■ **WRITTEN INSTRUCTION**: With the images removed, repeat the data below exactly.
-- START DATA SECTION --
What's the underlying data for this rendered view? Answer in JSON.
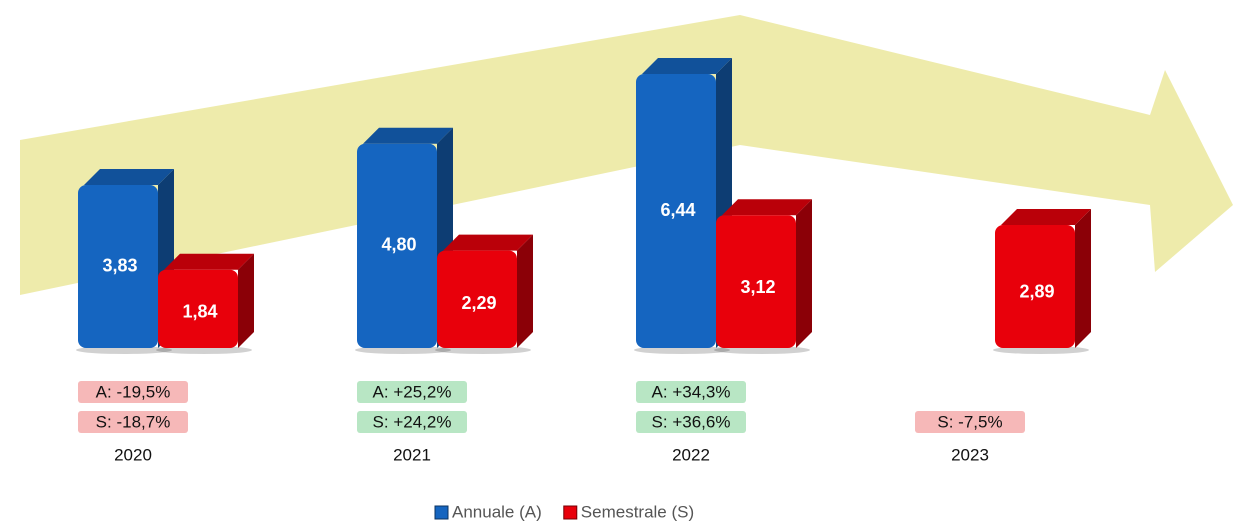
{
  "chart_data": {
    "type": "bar3d",
    "categories": [
      "2020",
      "2021",
      "2022",
      "2023"
    ],
    "series": [
      {
        "name": "Annuale (A)",
        "color": "#1565c0",
        "values": [
          3.83,
          4.8,
          6.44,
          null
        ],
        "value_labels": [
          "3,83",
          "4,80",
          "6,44",
          null
        ]
      },
      {
        "name": "Semestrale (S)",
        "color": "#e8000b",
        "values": [
          1.84,
          2.29,
          3.12,
          2.89
        ],
        "value_labels": [
          "1,84",
          "2,29",
          "3,12",
          "2,89"
        ]
      }
    ],
    "annotations": [
      [
        {
          "text": "A: -19,5%",
          "color": "#f6b8b8"
        },
        {
          "text": "S: -18,7%",
          "color": "#f6b8b8"
        }
      ],
      [
        {
          "text": "A: +25,2%",
          "color": "#b8e6c4"
        },
        {
          "text": "S: +24,2%",
          "color": "#b8e6c4"
        }
      ],
      [
        {
          "text": "A: +34,3%",
          "color": "#b8e6c4"
        },
        {
          "text": "S: +36,6%",
          "color": "#b8e6c4"
        }
      ],
      [
        {
          "text": "S: -7,5%",
          "color": "#f6b8b8"
        }
      ]
    ]
  }
}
-- END DATA SECTION --
■ **FULL ANSWER**:
What's the underlying data for this rendered view? Answer in JSON.
{
  "chart_data": {
    "type": "bar3d",
    "categories": [
      "2020",
      "2021",
      "2022",
      "2023"
    ],
    "series": [
      {
        "name": "Annuale (A)",
        "color": "#1565c0",
        "values": [
          3.83,
          4.8,
          6.44,
          null
        ],
        "value_labels": [
          "3,83",
          "4,80",
          "6,44",
          null
        ]
      },
      {
        "name": "Semestrale (S)",
        "color": "#e8000b",
        "values": [
          1.84,
          2.29,
          3.12,
          2.89
        ],
        "value_labels": [
          "1,84",
          "2,29",
          "3,12",
          "2,89"
        ]
      }
    ],
    "annotations": [
      [
        {
          "text": "A: -19,5%",
          "color": "#f6b8b8"
        },
        {
          "text": "S: -18,7%",
          "color": "#f6b8b8"
        }
      ],
      [
        {
          "text": "A: +25,2%",
          "color": "#b8e6c4"
        },
        {
          "text": "S: +24,2%",
          "color": "#b8e6c4"
        }
      ],
      [
        {
          "text": "A: +34,3%",
          "color": "#b8e6c4"
        },
        {
          "text": "S: +36,6%",
          "color": "#b8e6c4"
        }
      ],
      [
        {
          "text": "S: -7,5%",
          "color": "#f6b8b8"
        }
      ]
    ]
  }
}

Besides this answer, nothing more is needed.